» **Recorded data**

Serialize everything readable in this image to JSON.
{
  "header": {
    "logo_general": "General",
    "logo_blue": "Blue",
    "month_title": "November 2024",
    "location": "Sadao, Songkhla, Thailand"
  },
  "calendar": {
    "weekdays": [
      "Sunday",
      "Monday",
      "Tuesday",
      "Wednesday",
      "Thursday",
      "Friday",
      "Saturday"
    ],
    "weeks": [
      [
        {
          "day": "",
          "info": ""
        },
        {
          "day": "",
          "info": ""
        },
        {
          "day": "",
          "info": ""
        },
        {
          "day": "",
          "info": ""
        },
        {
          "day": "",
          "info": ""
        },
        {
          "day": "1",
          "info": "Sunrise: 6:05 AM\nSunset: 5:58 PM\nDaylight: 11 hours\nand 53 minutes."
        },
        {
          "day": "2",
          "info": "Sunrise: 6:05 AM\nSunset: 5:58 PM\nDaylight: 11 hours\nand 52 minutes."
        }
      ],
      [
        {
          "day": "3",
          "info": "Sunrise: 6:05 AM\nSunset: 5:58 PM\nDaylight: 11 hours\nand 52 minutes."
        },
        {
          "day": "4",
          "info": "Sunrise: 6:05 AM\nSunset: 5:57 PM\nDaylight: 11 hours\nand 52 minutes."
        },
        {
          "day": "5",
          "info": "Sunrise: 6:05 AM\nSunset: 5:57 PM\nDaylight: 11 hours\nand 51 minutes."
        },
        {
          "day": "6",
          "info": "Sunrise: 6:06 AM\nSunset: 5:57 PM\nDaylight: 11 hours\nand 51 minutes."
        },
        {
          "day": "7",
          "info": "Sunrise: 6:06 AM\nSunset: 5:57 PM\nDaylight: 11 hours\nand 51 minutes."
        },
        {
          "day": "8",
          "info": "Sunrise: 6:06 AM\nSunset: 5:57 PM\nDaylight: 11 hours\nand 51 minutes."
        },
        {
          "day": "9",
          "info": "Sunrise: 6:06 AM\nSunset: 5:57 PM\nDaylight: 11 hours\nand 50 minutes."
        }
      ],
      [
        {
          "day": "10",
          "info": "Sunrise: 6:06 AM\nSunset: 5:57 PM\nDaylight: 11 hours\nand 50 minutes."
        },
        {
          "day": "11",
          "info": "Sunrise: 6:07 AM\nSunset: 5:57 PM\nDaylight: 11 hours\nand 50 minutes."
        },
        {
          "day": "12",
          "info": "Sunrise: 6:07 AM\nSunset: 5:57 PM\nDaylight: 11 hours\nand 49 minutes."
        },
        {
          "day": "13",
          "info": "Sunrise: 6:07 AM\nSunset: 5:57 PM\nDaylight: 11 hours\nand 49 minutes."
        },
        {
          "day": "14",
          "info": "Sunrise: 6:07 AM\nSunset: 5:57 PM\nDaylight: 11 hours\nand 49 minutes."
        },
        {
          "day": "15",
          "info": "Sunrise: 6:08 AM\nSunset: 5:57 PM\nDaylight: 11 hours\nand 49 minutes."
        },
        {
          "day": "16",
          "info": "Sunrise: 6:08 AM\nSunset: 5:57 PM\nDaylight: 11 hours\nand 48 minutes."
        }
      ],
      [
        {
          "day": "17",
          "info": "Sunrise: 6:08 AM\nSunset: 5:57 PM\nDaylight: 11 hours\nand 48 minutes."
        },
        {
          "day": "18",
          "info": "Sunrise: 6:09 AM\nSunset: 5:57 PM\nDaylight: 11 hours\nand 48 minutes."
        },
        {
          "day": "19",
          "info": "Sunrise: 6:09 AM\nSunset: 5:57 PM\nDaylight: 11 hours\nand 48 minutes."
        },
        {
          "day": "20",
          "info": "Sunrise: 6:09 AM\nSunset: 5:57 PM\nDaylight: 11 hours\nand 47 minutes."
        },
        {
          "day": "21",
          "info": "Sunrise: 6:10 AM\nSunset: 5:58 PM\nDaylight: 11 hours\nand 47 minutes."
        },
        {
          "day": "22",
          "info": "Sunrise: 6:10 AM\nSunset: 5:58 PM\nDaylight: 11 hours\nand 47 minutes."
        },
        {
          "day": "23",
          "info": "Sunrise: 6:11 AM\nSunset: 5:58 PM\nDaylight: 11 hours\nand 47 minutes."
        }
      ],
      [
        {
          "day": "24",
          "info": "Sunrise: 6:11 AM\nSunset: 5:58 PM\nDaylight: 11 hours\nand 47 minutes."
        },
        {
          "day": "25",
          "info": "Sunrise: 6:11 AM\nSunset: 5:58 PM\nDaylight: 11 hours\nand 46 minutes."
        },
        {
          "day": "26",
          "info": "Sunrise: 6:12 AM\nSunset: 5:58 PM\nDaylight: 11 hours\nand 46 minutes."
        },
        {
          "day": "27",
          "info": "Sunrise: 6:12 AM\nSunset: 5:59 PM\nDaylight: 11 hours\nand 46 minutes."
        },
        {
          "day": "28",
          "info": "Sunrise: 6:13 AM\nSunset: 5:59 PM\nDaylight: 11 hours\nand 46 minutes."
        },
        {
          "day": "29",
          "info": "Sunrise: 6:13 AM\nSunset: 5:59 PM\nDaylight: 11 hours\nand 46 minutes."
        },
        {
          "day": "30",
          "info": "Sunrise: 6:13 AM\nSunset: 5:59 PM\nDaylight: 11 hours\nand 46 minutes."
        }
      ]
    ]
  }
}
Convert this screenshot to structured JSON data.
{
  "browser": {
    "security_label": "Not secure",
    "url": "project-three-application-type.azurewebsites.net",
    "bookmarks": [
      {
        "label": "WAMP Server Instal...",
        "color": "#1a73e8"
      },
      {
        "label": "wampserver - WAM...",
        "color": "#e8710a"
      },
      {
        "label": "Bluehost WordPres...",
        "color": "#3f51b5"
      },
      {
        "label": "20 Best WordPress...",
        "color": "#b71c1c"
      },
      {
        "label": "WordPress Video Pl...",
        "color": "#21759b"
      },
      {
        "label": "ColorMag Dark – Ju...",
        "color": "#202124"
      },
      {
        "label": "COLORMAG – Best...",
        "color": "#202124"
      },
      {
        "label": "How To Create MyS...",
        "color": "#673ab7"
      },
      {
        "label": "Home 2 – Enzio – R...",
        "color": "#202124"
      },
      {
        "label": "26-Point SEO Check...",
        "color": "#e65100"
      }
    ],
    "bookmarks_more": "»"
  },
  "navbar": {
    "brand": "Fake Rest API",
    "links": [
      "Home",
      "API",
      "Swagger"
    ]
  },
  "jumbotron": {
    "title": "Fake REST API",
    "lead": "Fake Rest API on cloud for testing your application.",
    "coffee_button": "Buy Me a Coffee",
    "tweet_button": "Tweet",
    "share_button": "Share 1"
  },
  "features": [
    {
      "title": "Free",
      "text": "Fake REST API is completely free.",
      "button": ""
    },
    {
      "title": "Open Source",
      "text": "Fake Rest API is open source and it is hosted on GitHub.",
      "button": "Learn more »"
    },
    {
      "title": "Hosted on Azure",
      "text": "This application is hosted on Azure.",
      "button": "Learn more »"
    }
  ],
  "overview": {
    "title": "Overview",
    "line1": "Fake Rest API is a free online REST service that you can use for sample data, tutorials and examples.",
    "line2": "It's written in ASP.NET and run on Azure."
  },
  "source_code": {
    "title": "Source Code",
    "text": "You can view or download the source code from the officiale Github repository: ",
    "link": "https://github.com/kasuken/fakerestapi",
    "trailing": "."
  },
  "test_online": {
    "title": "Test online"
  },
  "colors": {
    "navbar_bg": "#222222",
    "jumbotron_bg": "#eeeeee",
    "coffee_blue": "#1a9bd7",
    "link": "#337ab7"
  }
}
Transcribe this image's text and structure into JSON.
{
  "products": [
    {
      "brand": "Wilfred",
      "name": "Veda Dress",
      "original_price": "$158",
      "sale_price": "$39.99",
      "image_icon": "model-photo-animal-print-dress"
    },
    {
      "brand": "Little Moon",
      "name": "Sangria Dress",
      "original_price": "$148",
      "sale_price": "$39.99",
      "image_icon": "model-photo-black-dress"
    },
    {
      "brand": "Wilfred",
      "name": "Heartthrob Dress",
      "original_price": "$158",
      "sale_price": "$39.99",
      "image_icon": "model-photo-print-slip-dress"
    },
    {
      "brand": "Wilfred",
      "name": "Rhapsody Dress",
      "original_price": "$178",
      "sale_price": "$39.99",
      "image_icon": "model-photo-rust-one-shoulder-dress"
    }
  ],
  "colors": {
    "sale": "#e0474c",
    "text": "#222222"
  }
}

» **Given problem**
Extract every line above that contains the word "JSON".

» **Response to the exercise**
Serialize everything readable in this image to JSON.
Convert this screenshot to structured JSON data.
Transcribe this image's text and structure into JSON.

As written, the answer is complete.